* **To do**
Copy out each line that has "icon" in it.

* **Extracted material**
________________________________________

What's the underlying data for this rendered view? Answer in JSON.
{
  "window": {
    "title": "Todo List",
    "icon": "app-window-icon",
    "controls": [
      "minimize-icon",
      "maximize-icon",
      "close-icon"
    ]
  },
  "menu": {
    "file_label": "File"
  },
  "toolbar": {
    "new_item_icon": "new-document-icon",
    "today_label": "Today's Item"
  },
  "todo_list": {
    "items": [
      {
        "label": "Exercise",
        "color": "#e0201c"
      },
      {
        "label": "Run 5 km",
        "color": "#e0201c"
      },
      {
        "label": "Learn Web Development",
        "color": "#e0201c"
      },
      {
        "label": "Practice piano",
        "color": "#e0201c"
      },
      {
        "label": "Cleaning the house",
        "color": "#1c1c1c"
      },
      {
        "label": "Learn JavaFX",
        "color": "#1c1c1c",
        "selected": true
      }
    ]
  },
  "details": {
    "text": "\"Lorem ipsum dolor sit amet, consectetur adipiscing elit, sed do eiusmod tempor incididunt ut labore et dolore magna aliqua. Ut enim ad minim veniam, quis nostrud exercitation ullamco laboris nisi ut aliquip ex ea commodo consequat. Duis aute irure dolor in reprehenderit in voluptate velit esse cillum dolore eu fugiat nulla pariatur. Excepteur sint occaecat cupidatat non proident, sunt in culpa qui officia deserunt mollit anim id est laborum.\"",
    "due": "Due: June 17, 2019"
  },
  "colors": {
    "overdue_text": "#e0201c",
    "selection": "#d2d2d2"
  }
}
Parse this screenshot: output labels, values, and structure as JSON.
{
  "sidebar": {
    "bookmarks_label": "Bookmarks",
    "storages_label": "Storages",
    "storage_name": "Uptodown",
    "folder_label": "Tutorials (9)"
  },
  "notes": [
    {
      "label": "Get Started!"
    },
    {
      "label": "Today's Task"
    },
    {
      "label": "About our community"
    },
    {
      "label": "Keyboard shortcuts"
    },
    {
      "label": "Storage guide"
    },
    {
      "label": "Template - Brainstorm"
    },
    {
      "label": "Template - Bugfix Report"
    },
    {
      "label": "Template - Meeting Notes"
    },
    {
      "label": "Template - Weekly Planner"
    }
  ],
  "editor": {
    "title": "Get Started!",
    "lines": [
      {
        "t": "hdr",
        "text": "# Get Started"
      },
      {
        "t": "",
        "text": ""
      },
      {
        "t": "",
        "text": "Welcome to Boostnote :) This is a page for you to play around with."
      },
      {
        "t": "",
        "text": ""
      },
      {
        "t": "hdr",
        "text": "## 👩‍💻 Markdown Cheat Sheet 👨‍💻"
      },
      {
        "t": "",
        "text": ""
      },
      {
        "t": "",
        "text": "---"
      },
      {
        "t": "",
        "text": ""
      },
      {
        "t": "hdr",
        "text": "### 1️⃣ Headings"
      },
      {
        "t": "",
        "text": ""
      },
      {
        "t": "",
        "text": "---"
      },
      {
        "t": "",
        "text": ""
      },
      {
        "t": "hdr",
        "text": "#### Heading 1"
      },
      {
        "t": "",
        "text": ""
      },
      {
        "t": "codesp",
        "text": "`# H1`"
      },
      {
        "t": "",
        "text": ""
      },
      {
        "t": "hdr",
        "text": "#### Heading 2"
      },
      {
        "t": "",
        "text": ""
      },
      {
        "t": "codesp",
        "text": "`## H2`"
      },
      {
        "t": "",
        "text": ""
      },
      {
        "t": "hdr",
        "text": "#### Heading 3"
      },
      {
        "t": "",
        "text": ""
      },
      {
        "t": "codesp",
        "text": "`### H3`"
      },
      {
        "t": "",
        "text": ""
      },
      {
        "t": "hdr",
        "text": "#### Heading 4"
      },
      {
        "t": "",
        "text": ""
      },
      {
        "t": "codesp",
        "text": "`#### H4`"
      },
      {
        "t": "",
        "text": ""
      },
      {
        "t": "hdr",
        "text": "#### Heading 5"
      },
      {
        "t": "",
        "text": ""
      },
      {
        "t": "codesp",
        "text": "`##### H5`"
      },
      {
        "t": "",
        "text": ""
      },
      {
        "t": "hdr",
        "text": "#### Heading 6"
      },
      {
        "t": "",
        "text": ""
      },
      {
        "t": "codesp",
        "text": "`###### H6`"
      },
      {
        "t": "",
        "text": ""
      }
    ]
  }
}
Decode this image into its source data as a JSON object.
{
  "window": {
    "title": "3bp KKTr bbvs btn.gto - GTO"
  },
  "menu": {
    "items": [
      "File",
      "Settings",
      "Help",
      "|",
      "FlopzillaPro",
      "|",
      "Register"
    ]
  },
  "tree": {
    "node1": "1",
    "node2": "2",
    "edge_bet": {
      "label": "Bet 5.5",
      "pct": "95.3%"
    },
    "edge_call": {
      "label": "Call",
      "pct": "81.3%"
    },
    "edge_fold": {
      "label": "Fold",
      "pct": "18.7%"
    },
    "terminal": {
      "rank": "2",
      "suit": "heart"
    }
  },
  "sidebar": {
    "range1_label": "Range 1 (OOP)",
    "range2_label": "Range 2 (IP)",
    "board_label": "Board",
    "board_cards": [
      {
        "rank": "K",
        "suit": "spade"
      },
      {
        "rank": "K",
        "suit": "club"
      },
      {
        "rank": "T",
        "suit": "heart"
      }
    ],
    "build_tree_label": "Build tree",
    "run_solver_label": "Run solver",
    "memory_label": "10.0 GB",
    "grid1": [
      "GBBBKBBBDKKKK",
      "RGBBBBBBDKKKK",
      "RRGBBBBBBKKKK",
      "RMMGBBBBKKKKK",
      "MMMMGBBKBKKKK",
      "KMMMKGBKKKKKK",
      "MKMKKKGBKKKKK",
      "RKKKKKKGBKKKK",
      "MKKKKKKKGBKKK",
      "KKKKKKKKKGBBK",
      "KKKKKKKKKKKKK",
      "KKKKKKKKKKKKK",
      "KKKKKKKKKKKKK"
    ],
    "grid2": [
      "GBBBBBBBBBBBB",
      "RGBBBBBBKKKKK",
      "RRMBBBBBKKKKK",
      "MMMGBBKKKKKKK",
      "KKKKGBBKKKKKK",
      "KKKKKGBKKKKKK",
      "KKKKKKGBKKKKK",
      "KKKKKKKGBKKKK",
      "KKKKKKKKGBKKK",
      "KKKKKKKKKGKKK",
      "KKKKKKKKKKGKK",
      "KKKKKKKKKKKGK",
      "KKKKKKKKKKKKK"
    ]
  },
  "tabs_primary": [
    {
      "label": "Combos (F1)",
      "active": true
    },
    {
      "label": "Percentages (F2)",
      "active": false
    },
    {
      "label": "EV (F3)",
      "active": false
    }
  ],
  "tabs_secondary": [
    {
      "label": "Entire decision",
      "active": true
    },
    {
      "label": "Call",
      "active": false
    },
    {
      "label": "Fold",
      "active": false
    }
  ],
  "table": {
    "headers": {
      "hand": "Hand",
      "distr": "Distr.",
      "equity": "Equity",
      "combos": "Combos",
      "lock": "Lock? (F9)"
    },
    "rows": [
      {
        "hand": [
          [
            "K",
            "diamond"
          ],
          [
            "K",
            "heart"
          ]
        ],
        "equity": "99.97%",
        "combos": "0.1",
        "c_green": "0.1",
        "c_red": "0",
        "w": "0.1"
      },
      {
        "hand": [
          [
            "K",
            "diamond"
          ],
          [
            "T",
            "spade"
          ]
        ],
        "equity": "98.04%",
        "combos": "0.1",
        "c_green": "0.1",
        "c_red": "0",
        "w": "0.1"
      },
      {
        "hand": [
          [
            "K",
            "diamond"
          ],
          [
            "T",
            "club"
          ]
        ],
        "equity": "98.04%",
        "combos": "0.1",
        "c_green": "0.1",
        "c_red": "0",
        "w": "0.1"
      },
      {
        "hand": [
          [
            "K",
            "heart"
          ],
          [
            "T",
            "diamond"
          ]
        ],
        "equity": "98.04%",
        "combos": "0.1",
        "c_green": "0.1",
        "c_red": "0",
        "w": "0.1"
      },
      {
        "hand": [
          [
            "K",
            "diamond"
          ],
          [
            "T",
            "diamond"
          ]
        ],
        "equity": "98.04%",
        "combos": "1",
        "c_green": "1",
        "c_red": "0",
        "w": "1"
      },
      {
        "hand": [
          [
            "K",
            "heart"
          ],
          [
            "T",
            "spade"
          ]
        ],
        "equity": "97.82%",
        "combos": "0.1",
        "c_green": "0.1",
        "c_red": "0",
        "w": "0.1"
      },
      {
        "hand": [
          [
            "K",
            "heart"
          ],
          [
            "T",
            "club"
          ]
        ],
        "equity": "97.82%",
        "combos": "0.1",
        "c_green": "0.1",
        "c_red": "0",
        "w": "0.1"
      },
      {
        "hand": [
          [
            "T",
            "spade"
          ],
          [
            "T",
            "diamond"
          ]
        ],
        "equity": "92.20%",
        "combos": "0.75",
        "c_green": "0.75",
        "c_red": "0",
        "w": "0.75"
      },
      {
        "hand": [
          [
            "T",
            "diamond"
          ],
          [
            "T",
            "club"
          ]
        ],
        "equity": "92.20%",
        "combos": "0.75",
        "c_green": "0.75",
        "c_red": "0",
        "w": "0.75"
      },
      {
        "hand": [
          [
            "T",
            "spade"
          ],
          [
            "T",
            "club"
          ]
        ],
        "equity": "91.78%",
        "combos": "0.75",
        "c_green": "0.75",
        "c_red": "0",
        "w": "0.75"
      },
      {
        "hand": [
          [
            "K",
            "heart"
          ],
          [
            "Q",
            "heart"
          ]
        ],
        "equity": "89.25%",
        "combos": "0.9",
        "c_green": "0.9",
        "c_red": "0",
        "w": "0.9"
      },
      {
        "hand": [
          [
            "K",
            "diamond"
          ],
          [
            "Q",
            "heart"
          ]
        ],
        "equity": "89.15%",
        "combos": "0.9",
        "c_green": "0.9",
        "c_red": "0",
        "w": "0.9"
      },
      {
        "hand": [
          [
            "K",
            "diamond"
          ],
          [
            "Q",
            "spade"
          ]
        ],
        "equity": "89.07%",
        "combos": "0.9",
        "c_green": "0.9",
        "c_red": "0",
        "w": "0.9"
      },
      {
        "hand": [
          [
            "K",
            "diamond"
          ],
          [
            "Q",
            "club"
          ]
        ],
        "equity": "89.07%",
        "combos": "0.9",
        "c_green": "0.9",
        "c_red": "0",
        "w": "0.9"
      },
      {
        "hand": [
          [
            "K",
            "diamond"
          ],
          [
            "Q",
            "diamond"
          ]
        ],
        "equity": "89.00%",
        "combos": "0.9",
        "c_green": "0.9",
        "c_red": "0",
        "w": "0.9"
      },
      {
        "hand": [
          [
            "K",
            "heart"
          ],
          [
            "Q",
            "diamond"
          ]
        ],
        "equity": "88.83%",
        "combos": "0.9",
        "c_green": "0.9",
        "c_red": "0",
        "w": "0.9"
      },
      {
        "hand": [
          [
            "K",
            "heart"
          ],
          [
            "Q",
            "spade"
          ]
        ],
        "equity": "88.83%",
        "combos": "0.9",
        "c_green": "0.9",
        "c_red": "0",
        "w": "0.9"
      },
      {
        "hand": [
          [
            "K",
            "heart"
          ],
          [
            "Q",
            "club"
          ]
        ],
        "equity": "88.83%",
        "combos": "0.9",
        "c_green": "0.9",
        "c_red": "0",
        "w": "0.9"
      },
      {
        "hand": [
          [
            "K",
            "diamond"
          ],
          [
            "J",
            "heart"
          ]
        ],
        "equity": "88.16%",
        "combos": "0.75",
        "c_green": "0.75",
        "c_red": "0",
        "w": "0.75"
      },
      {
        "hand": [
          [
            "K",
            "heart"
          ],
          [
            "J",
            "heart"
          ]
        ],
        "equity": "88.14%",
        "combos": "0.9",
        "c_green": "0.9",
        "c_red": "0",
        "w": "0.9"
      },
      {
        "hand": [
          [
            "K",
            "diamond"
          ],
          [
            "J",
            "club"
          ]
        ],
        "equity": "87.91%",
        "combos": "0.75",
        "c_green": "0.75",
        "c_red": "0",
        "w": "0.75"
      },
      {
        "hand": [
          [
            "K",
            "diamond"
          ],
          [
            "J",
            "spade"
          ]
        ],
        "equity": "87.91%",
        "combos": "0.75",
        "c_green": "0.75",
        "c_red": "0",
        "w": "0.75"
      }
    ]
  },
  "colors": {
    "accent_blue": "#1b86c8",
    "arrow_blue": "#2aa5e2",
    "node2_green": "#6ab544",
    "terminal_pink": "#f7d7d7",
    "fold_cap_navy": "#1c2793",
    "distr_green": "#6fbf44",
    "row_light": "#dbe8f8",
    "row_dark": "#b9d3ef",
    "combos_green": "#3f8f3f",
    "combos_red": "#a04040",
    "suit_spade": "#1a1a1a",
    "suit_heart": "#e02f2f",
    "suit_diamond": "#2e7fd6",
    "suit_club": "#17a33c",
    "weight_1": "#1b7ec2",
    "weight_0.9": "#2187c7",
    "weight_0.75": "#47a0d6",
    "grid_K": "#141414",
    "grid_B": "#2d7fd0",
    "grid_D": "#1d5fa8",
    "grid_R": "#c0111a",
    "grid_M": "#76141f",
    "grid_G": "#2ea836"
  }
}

________________________________________

* **Worked answer**
    "icon": "app-window-icon",
      "minimize-icon",
      "maximize-icon",
      "close-icon"
    "new_item_icon": "new-document-icon",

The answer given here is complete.